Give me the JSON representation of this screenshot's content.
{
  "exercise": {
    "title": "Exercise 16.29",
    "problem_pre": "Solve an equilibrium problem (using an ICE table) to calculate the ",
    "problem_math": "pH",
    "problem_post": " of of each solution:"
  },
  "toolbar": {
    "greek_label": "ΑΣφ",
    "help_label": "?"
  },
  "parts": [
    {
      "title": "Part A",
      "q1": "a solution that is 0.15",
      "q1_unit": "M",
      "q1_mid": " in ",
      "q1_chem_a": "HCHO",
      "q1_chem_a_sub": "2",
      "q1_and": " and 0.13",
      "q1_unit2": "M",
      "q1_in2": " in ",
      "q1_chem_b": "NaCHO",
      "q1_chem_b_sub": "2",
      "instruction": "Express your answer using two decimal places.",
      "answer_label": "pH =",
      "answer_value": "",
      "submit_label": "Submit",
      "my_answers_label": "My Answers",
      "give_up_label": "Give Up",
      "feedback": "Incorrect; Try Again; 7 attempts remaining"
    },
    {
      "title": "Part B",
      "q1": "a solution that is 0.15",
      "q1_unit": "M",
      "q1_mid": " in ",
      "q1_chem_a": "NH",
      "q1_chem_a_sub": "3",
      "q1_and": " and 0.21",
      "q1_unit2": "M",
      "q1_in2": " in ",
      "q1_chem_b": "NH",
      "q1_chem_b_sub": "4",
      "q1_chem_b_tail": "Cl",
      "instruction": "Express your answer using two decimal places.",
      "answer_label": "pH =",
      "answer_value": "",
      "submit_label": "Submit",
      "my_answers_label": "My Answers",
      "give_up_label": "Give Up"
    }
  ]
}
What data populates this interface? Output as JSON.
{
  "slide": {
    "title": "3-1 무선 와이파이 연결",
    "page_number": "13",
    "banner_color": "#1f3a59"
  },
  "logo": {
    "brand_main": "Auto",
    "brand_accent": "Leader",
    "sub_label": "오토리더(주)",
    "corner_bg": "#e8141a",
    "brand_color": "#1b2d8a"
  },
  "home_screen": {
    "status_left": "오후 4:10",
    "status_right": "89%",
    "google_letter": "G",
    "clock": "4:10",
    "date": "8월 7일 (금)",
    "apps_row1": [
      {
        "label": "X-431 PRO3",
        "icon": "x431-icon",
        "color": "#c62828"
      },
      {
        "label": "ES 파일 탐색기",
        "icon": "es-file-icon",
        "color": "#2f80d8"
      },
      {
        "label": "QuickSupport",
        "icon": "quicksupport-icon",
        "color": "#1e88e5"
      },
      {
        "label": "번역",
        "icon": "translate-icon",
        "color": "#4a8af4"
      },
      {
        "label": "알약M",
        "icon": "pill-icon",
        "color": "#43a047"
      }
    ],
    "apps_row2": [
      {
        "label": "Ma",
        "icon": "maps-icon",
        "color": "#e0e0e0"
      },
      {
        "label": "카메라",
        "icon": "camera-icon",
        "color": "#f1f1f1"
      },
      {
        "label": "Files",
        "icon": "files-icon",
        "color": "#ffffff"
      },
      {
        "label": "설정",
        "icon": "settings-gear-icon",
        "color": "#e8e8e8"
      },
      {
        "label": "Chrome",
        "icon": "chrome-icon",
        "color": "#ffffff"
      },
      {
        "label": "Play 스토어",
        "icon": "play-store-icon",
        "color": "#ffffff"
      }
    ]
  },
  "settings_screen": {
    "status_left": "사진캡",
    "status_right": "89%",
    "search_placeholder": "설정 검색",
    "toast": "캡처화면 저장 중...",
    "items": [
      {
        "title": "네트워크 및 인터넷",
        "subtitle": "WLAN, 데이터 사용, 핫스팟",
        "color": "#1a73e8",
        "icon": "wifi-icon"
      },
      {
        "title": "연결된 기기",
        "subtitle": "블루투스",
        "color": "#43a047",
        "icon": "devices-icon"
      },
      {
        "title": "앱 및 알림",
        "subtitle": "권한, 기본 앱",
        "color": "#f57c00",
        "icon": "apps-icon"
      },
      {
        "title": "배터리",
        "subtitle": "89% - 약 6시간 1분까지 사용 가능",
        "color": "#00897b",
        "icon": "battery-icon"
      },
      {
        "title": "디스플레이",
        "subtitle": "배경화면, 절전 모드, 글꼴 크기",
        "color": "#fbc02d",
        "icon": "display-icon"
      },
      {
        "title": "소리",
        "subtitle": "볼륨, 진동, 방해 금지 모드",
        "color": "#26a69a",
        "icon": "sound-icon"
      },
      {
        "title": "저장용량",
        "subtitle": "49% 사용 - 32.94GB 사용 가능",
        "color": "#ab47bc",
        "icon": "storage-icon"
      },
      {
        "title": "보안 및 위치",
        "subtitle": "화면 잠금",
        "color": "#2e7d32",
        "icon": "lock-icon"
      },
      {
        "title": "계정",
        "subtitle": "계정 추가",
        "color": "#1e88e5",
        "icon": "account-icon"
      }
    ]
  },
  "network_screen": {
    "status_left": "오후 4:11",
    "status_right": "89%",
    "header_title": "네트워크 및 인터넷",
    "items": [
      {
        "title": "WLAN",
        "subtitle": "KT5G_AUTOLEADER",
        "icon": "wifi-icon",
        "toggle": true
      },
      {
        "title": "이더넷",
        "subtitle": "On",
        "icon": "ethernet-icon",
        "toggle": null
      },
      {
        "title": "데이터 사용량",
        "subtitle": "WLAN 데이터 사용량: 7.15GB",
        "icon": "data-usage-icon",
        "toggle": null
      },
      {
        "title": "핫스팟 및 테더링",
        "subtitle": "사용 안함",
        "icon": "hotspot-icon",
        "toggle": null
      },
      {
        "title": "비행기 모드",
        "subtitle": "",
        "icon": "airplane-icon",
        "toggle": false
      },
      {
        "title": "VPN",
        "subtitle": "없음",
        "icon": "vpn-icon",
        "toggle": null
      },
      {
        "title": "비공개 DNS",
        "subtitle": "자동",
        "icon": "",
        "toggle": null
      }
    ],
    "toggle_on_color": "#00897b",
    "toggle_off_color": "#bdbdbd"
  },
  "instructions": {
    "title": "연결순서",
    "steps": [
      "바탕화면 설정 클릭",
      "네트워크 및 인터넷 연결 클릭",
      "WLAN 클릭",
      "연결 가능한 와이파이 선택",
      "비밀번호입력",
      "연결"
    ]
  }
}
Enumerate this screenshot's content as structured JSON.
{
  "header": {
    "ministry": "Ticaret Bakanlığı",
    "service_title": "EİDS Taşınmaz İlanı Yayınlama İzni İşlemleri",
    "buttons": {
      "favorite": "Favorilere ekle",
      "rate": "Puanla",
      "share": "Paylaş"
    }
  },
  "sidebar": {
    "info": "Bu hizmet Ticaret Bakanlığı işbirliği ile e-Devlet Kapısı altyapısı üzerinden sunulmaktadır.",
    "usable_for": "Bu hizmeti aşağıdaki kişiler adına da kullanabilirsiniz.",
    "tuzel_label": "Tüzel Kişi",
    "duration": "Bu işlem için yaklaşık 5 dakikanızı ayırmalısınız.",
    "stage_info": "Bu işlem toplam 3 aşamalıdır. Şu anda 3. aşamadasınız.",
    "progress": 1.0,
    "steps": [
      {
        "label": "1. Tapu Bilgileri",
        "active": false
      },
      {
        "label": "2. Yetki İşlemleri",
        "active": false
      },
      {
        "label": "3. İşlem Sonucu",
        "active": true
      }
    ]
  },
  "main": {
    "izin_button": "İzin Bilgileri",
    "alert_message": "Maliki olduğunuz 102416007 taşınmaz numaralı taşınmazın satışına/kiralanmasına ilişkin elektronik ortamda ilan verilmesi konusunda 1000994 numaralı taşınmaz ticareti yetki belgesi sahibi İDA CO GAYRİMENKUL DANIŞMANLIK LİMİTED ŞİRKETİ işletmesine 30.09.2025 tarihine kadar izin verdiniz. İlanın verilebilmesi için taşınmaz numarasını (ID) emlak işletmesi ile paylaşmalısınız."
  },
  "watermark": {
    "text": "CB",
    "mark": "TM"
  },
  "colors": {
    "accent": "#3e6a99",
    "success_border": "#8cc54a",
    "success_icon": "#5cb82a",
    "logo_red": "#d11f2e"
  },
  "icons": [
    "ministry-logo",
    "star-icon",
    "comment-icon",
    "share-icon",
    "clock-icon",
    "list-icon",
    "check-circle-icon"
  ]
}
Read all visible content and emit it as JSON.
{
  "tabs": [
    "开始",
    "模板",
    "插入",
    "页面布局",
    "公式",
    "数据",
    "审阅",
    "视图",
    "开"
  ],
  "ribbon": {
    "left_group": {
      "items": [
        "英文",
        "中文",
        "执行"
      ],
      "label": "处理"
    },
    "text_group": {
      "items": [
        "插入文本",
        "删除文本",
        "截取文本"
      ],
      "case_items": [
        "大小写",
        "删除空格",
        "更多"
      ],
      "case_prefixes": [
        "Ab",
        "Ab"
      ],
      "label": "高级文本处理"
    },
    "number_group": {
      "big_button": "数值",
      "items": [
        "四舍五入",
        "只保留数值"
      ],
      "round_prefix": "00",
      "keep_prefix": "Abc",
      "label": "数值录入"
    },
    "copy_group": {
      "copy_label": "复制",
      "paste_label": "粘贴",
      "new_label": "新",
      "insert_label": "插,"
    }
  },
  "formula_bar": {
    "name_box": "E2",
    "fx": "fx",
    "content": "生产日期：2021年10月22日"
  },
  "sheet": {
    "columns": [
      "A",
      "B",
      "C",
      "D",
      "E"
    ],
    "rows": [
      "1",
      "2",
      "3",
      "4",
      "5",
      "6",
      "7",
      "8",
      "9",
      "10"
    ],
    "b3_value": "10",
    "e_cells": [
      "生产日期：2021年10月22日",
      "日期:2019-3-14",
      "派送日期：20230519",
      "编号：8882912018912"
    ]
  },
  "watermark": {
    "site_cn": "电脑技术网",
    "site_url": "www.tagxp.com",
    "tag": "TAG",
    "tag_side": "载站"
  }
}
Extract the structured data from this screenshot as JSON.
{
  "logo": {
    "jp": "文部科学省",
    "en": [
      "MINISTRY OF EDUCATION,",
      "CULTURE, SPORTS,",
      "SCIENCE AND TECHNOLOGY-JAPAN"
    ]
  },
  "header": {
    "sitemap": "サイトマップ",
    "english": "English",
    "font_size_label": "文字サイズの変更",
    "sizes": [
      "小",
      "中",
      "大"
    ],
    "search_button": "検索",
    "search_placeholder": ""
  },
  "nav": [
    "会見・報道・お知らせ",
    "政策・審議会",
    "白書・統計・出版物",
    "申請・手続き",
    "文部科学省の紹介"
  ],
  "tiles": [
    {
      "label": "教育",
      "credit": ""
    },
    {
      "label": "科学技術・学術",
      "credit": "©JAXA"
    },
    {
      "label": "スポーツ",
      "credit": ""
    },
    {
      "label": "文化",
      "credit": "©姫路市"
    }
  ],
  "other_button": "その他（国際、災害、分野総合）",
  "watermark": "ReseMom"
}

::::::

GIVEN REQUEST
From the listing above, copy every line that includes the word "content".

TASK RESPONSE
Give me the JSON representation of this screenshot's content.
Enumerate this screenshot's content as structured JSON.
Read all visible content and emit it as JSON.
    "content": "生产日期：2021年10月22日"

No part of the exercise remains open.